**PROBLEM TO SOLVE**
Select every line below containing the word "Kampus".
===== DATA EXTRACT =====
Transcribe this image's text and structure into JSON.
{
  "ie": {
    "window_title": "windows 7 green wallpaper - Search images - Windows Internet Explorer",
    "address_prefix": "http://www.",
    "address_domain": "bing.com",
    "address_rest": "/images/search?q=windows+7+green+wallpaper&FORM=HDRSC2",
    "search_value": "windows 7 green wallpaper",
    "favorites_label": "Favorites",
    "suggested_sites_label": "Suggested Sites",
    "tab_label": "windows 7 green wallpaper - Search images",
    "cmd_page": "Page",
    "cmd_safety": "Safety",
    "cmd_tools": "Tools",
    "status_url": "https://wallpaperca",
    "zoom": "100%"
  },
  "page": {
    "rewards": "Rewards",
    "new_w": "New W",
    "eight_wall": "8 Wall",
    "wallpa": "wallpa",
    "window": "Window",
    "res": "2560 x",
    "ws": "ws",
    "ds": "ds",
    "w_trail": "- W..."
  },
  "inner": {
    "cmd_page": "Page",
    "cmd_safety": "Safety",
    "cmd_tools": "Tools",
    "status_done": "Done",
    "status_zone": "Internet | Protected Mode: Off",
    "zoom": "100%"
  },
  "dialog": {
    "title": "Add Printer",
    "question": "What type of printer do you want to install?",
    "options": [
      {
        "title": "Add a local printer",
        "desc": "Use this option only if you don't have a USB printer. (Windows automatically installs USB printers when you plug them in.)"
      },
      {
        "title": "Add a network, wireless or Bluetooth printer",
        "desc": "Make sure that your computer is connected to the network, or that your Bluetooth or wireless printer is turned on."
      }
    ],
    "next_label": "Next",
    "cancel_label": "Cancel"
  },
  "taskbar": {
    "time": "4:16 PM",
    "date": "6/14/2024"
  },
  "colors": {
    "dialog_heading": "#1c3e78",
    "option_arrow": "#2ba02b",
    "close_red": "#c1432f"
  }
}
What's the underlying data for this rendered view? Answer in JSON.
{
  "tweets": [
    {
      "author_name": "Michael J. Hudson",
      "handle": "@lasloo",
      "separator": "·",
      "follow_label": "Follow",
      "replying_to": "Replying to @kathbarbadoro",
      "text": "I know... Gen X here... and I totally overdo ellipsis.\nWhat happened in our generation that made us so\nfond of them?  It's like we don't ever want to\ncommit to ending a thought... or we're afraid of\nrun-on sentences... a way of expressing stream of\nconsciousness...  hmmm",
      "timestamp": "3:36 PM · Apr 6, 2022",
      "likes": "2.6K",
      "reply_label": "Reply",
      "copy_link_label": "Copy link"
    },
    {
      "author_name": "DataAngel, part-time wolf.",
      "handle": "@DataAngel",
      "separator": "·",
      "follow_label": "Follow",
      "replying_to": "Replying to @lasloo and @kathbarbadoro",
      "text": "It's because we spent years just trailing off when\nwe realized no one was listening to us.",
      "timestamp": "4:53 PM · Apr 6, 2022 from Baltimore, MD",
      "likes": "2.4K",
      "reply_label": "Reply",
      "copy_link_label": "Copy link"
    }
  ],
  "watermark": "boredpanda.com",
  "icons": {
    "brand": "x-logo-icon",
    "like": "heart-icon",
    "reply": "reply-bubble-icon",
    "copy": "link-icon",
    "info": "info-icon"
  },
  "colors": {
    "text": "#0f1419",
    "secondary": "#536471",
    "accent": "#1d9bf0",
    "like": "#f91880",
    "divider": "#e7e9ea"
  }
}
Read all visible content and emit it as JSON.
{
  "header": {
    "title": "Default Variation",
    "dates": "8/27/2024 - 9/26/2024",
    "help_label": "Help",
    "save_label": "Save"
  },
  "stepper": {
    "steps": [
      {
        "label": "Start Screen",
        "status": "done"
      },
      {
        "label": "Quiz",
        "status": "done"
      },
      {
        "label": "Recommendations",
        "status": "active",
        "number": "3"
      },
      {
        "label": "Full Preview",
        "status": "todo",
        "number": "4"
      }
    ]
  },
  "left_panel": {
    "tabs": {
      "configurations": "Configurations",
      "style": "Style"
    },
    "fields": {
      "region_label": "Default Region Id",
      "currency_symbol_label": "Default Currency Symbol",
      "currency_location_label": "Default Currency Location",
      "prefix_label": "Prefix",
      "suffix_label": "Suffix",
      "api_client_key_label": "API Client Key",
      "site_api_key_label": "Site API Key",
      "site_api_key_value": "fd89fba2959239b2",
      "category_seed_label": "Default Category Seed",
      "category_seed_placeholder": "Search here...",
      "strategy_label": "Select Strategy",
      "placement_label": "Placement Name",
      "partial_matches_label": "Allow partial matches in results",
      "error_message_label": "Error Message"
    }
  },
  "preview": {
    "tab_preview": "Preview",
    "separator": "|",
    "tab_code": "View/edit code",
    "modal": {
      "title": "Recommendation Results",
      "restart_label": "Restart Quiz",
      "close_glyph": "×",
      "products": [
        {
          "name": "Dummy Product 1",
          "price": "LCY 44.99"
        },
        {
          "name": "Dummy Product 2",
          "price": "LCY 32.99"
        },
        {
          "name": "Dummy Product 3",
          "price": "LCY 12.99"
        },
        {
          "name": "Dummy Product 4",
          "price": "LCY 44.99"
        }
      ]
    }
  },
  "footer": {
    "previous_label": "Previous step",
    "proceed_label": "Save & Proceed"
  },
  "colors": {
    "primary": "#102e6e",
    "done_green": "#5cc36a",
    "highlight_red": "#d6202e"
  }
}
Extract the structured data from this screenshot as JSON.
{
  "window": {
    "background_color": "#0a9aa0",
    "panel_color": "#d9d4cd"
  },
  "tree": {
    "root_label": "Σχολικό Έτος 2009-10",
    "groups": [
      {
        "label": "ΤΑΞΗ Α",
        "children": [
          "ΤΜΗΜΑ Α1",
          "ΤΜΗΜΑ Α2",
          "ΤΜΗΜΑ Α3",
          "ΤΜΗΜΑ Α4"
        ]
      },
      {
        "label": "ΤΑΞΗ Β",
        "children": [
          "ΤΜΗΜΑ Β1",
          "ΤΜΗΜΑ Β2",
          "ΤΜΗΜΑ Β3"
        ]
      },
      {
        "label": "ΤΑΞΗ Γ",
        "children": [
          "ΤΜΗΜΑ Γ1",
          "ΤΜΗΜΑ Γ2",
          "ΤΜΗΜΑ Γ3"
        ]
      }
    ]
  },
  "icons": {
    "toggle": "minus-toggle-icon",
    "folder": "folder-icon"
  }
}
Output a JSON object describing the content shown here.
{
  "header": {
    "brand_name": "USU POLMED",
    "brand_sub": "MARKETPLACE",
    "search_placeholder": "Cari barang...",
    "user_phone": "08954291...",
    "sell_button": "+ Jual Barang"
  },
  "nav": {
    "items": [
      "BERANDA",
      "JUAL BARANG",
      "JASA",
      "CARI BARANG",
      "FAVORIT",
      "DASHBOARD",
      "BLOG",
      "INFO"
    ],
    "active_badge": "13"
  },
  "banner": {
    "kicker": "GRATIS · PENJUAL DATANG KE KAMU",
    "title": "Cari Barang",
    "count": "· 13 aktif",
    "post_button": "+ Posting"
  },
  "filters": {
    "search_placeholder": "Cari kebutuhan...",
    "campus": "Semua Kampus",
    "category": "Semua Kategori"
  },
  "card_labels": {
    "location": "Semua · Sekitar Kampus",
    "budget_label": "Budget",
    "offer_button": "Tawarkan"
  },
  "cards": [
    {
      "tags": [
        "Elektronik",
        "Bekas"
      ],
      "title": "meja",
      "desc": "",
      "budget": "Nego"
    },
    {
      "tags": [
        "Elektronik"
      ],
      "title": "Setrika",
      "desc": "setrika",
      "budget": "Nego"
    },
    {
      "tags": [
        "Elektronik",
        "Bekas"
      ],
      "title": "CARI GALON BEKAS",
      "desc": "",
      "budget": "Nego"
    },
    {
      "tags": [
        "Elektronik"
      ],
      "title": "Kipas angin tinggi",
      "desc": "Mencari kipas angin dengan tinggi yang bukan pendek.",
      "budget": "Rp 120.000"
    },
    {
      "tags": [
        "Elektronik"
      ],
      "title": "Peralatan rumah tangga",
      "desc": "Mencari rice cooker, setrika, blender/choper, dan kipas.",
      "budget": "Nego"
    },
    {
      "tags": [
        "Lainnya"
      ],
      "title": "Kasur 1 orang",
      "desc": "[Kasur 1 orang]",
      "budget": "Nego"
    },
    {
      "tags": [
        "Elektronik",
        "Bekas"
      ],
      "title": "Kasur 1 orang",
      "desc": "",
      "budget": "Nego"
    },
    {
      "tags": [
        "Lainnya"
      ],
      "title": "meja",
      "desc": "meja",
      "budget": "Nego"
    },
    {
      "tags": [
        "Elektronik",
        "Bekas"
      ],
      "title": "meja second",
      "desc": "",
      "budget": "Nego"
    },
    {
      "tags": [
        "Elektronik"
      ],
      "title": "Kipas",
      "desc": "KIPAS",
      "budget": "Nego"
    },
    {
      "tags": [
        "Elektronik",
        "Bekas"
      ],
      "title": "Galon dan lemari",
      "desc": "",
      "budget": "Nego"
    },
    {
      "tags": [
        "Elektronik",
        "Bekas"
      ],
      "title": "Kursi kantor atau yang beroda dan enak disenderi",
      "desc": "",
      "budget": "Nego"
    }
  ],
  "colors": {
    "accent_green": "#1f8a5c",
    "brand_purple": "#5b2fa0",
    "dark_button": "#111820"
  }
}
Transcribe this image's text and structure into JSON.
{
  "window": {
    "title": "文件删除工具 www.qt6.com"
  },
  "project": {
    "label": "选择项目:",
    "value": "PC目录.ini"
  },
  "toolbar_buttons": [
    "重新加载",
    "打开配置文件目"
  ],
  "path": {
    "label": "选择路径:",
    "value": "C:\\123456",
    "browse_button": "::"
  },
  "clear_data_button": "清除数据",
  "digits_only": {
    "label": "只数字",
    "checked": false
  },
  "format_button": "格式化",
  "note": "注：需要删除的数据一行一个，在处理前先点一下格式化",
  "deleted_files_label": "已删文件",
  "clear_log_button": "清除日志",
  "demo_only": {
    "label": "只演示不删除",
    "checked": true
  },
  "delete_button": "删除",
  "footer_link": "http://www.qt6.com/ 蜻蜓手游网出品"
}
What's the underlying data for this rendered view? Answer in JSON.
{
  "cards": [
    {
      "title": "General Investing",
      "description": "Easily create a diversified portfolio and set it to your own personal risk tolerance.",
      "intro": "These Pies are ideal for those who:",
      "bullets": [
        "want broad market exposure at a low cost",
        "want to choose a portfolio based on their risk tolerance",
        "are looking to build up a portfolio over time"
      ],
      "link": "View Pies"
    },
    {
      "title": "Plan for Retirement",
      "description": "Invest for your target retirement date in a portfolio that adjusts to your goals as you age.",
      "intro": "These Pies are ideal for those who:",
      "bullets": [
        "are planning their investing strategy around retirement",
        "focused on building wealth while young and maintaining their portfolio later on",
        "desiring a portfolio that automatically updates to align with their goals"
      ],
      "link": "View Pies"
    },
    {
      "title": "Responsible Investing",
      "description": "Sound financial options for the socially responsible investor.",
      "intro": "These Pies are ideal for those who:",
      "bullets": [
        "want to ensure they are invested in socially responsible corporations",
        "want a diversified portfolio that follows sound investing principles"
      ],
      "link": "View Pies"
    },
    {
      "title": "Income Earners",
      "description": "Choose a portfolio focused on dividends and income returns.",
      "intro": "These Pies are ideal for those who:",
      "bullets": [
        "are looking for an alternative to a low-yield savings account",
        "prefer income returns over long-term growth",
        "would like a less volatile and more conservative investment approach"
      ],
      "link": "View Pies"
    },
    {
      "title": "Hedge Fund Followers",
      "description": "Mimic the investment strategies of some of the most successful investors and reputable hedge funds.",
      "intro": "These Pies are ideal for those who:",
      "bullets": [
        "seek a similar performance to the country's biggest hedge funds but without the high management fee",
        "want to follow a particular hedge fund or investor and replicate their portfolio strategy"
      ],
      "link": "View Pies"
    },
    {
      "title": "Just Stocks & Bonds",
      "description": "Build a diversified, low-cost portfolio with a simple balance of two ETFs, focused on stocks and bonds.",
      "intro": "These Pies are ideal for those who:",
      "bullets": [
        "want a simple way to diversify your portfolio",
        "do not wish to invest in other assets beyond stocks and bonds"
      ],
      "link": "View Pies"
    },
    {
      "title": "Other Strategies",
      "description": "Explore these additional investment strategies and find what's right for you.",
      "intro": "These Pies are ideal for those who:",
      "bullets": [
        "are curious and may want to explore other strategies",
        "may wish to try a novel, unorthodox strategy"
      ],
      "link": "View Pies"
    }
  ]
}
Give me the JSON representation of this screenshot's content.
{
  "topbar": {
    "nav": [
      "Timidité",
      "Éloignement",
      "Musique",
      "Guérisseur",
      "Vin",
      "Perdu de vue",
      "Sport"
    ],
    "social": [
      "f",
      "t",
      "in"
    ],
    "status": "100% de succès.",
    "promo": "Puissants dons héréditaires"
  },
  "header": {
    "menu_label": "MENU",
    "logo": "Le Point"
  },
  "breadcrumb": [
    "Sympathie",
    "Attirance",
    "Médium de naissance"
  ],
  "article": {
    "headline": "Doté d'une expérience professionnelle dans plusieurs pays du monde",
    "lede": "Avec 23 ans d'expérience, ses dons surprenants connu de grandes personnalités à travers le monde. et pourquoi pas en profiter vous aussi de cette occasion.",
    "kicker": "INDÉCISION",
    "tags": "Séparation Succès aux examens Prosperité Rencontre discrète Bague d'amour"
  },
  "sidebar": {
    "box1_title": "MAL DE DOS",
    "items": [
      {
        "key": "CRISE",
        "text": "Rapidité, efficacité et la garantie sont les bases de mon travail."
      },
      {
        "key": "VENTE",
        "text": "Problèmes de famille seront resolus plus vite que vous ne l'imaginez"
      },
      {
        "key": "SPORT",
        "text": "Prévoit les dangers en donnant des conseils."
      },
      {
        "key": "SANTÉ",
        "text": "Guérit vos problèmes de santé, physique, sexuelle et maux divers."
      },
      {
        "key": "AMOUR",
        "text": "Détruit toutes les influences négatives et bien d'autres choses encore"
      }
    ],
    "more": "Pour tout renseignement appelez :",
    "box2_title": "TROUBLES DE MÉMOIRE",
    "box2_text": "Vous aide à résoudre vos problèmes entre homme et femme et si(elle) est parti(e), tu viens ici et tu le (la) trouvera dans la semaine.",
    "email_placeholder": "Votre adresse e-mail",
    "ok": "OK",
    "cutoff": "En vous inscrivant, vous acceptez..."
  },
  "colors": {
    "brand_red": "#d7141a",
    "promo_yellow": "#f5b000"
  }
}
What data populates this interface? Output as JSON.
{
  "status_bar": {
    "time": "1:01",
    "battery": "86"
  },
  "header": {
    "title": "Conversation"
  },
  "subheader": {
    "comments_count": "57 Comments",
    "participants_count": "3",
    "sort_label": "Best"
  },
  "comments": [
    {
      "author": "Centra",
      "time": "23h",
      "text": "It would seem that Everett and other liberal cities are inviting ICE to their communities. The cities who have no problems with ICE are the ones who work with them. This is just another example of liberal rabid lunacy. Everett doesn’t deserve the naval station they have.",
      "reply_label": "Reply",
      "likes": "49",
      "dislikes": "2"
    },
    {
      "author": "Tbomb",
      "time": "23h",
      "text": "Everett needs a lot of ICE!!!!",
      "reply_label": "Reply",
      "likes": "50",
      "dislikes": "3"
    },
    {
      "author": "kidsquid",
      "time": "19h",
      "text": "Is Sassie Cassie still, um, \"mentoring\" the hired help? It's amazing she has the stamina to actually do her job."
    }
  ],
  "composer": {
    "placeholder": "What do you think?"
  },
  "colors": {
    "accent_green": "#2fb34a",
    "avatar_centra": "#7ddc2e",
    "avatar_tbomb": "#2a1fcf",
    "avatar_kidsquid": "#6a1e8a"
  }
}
=====
**ANSWER TO THE TASK**
    "campus": "Semua Kampus",
    "location": "Semua · Sekitar Kampus",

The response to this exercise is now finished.